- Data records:
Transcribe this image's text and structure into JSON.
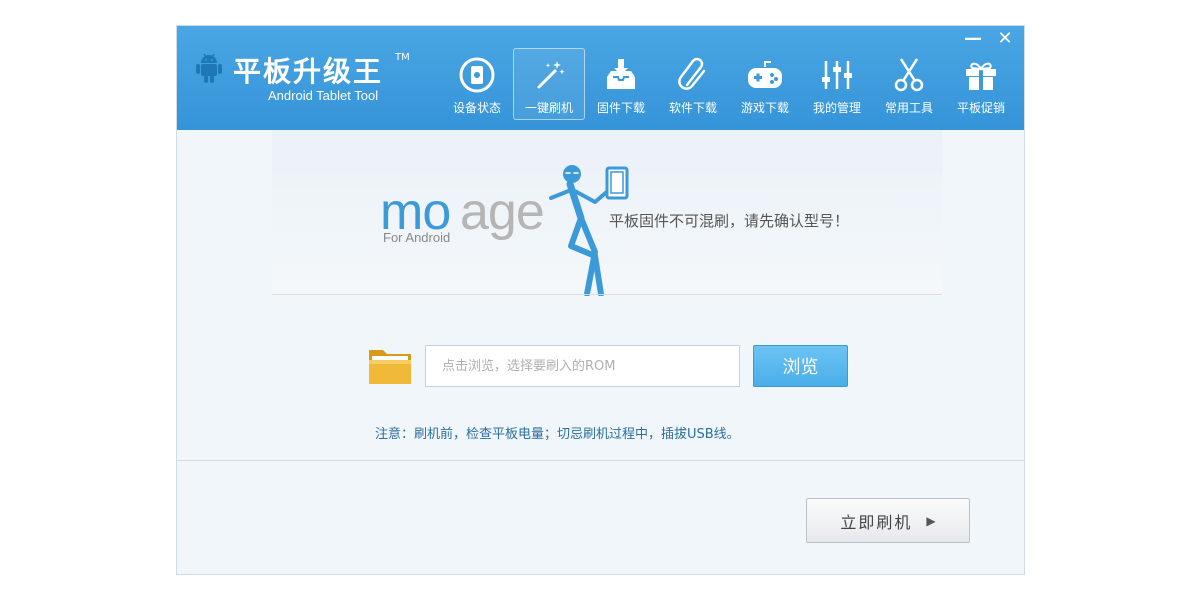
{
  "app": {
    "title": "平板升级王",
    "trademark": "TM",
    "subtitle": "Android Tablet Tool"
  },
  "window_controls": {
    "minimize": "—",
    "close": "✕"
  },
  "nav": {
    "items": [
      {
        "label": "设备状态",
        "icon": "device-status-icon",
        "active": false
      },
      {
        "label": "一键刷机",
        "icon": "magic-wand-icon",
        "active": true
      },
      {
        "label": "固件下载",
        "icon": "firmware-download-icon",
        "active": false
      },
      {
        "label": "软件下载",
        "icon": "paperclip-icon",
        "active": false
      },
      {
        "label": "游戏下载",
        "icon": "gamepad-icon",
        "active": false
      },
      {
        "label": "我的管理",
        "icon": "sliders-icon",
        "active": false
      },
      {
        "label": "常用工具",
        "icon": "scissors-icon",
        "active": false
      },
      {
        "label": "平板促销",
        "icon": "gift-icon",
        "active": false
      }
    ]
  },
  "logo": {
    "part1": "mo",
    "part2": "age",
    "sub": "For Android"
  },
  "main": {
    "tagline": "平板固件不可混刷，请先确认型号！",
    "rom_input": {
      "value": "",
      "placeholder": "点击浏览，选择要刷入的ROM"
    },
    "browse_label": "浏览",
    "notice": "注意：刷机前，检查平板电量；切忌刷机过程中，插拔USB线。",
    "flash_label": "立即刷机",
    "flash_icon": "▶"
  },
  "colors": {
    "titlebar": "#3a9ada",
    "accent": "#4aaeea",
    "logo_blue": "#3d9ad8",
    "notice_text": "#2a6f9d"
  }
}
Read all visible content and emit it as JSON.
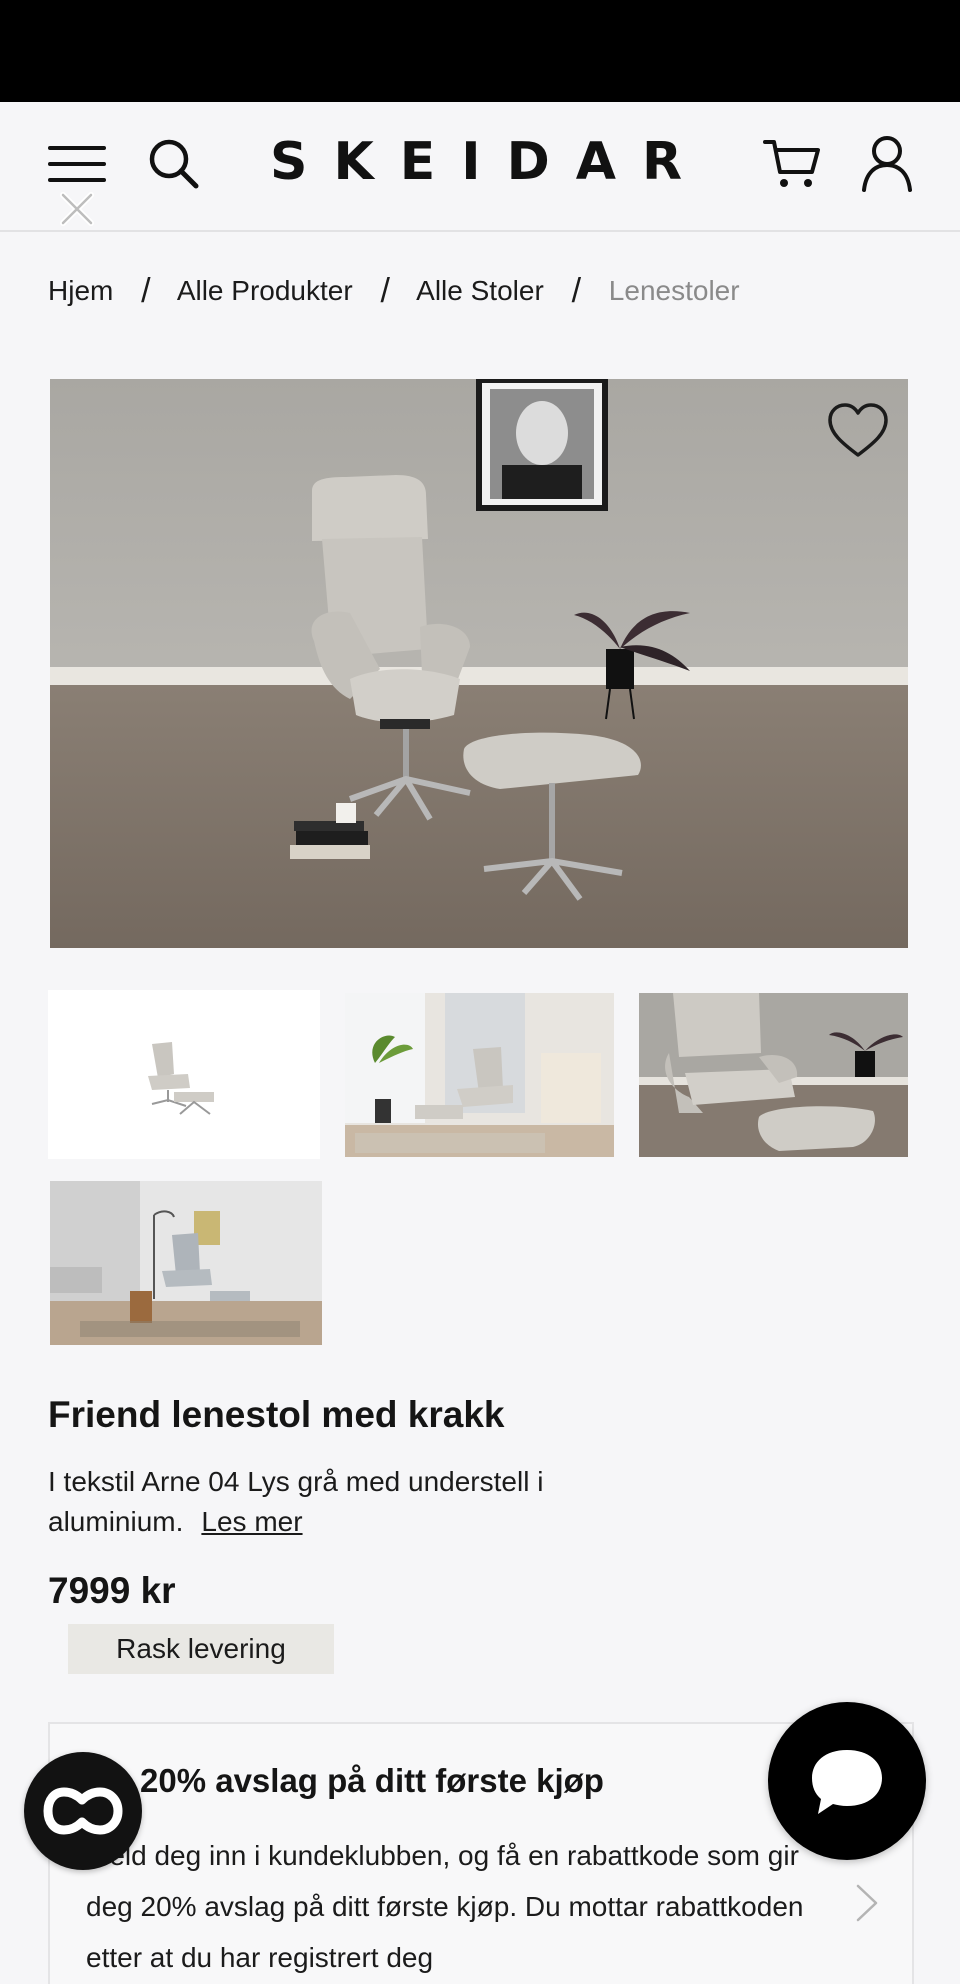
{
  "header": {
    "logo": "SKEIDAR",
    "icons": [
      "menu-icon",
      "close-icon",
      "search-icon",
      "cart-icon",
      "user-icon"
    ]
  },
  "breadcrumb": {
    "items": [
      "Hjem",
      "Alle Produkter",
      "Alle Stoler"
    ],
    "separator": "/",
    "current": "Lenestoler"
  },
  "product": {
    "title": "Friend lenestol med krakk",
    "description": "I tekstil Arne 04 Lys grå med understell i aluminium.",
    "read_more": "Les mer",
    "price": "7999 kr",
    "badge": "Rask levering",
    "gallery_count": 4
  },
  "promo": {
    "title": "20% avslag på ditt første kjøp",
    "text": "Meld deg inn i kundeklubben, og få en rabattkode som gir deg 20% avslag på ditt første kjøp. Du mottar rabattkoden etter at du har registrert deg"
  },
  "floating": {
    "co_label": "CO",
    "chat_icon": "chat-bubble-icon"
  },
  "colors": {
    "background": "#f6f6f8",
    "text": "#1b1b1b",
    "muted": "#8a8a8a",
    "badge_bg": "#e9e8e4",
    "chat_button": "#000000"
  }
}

==

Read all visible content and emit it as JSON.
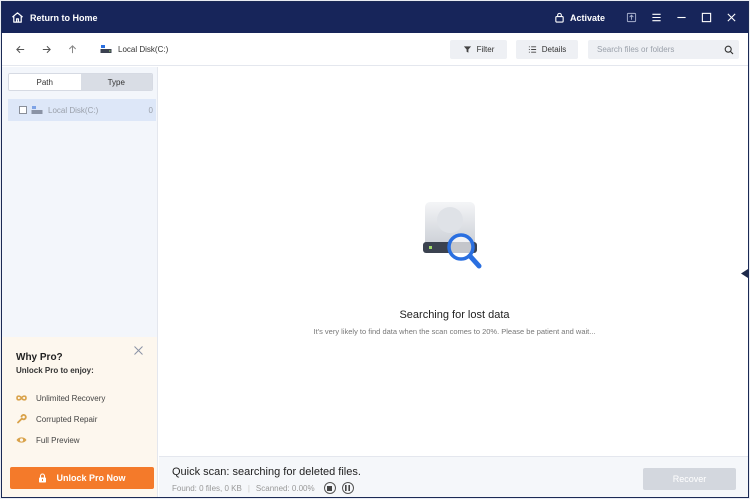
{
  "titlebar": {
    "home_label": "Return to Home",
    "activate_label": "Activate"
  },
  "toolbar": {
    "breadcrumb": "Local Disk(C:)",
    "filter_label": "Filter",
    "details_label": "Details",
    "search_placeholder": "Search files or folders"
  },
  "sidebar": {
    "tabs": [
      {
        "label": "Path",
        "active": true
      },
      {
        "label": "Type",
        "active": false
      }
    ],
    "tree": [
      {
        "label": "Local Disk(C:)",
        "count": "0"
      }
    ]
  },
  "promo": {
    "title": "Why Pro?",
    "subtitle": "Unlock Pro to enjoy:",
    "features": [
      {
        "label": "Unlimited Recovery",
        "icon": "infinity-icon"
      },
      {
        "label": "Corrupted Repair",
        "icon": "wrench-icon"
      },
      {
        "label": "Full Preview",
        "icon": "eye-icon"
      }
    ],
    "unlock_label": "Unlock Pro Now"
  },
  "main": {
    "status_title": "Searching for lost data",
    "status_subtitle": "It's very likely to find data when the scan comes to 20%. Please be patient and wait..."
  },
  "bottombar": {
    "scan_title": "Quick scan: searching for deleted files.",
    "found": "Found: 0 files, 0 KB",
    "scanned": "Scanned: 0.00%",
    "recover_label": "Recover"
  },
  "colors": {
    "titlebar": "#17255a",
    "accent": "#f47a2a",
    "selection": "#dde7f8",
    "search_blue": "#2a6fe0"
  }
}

--

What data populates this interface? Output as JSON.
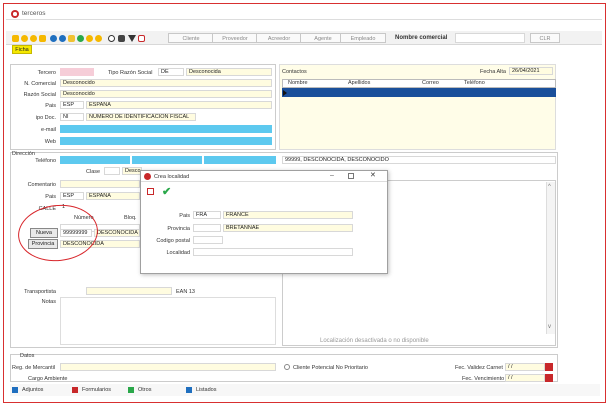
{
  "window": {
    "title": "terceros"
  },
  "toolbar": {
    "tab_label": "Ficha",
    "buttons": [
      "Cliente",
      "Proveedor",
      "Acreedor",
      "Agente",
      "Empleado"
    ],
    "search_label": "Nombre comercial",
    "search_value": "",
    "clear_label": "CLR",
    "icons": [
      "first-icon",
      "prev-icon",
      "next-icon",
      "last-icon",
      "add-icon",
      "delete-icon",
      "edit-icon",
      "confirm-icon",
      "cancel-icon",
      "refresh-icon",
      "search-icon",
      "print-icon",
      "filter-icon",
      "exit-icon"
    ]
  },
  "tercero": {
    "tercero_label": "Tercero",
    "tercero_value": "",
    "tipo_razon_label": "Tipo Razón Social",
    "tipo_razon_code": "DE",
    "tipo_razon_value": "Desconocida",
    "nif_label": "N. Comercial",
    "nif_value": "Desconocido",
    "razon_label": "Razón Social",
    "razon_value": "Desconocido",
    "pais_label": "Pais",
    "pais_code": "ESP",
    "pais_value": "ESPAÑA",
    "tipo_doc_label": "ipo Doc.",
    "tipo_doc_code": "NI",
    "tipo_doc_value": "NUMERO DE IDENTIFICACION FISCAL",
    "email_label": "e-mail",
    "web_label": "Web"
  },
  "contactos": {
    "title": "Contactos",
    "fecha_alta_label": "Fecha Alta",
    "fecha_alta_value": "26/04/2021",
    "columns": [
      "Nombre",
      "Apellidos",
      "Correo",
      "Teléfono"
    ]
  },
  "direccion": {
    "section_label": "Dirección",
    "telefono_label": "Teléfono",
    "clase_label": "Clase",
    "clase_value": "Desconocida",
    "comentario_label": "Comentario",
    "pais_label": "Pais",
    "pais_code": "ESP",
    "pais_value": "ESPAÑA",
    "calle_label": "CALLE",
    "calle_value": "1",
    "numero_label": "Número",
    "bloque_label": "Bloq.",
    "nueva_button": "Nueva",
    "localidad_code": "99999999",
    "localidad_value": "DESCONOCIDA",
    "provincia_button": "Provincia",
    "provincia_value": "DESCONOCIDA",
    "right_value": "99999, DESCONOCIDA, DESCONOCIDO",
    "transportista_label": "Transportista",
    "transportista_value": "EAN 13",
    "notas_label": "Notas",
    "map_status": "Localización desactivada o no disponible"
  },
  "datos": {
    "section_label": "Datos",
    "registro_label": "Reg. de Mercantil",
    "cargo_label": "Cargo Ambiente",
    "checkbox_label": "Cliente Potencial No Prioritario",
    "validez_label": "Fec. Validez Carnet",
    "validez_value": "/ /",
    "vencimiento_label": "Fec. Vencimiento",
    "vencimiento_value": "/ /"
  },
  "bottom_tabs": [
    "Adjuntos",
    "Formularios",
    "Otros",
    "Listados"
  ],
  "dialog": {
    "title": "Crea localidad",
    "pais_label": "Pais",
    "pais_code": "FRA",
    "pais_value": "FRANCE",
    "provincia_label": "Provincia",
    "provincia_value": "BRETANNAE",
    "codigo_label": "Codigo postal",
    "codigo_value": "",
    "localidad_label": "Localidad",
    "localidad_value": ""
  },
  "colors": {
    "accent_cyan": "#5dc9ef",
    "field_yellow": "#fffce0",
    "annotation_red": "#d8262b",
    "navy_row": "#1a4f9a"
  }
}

- Goal: Wherever the string "breadcrumb" appears in the entries above, list that line.

- Problem solution:
  "breadcrumb": {
    "breadcrumb": "Local Disk(C:)",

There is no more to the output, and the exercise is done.